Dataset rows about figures
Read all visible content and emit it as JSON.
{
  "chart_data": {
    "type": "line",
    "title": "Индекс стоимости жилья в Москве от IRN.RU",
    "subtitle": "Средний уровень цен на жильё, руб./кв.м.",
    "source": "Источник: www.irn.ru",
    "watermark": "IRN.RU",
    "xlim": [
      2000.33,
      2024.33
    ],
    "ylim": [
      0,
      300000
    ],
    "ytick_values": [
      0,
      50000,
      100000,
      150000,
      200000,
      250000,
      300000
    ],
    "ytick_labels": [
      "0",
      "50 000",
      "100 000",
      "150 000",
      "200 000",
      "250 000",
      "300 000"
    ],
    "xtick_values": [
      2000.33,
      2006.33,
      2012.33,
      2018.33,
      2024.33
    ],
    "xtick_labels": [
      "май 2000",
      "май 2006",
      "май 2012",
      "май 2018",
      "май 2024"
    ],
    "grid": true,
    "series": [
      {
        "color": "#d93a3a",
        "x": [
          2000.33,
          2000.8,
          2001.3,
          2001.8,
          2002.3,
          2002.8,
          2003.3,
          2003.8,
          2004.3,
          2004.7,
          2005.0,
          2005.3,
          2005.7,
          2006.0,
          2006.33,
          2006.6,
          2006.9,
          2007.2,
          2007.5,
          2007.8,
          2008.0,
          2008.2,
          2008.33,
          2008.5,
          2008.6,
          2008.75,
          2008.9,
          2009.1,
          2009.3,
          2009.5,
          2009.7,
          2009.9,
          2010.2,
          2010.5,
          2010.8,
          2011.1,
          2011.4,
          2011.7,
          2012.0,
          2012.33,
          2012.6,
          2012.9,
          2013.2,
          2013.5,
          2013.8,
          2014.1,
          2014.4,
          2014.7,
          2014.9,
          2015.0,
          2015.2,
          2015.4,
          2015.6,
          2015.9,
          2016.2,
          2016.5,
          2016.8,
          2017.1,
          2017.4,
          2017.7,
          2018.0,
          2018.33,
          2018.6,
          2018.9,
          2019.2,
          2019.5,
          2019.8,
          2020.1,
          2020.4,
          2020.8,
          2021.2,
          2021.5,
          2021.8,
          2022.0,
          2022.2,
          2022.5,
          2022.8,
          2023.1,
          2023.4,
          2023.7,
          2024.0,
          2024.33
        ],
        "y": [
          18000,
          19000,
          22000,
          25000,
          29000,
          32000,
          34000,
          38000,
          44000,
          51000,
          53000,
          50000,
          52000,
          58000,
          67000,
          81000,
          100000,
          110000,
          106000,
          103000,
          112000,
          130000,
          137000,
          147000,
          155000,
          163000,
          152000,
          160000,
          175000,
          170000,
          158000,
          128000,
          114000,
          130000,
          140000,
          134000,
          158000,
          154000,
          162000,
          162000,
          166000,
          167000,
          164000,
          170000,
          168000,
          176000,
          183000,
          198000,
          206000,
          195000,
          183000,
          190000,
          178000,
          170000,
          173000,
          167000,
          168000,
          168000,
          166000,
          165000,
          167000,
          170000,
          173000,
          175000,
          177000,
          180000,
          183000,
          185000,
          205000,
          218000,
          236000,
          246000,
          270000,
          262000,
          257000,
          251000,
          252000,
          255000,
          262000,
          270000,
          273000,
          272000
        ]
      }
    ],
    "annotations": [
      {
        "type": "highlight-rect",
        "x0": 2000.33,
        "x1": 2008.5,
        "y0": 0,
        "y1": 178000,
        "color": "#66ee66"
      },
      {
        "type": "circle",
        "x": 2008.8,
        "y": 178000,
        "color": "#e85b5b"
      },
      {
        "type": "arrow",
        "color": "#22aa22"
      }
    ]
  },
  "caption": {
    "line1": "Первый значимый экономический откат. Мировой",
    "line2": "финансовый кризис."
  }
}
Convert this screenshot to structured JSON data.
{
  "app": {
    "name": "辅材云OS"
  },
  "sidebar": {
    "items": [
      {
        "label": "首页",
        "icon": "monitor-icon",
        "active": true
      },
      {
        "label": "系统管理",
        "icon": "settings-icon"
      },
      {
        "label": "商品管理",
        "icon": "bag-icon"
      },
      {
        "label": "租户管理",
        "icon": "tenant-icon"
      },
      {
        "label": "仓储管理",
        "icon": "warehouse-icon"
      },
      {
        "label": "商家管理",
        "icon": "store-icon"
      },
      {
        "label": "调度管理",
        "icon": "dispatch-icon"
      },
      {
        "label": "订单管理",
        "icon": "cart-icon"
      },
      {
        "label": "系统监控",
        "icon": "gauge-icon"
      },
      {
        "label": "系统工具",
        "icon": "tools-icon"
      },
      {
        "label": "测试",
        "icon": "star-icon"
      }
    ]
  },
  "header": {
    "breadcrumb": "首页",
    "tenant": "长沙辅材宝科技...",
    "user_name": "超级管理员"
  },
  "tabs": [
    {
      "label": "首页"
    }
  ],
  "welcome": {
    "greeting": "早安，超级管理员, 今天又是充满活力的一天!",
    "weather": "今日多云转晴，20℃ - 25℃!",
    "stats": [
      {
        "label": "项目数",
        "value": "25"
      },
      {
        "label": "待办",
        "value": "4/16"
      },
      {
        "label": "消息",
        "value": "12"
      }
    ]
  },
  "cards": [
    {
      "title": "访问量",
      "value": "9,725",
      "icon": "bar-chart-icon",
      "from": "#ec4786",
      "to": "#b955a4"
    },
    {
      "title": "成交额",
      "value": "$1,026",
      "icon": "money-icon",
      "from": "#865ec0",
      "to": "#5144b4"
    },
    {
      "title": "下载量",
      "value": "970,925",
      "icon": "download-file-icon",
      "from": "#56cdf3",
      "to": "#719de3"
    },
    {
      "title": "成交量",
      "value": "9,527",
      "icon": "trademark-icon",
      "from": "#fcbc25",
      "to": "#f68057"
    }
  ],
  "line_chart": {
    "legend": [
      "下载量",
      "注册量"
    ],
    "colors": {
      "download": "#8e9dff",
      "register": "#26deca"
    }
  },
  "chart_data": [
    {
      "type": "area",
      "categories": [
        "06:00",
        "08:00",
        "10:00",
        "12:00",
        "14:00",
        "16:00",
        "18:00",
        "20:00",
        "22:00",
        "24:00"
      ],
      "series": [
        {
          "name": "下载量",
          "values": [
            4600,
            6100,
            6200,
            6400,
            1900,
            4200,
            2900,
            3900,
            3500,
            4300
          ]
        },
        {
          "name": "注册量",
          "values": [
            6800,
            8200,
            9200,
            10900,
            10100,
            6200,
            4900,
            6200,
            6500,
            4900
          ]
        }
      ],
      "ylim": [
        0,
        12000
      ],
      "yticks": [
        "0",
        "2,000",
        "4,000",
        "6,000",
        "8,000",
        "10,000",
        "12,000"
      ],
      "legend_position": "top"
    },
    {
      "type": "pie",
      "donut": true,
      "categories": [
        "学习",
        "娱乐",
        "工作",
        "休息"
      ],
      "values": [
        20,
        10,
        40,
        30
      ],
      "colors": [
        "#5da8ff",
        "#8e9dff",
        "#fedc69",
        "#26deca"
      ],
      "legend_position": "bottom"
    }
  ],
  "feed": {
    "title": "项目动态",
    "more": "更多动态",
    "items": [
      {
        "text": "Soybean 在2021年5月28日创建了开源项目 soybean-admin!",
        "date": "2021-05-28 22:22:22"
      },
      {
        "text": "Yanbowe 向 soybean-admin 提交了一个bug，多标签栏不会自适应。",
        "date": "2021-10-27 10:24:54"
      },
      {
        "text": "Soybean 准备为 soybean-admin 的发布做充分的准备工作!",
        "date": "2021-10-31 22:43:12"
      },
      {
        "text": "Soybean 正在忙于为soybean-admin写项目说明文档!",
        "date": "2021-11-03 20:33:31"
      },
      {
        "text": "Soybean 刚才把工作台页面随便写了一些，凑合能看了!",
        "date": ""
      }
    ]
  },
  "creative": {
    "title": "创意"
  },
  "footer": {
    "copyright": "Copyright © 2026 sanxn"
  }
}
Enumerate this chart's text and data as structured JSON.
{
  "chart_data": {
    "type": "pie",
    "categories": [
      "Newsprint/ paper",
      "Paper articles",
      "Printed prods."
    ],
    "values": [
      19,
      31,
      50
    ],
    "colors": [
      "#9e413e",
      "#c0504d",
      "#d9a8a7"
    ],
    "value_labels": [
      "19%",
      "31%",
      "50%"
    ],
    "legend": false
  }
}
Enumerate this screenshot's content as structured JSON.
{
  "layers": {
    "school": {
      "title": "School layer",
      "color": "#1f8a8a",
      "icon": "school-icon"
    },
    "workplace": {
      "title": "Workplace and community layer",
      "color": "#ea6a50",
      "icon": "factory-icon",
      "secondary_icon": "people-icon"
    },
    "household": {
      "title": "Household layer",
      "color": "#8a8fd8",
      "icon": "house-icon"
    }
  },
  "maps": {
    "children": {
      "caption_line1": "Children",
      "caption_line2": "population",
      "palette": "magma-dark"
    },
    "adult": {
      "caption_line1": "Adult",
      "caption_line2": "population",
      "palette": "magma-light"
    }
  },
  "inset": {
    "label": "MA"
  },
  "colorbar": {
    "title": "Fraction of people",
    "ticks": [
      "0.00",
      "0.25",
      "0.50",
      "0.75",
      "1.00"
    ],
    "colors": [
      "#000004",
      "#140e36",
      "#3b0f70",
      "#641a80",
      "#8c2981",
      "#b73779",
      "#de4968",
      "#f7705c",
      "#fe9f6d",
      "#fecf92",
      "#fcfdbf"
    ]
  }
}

*Description of the task*.
Report only how many lines in the records contain the word "people".

*Result for this exercise*.
2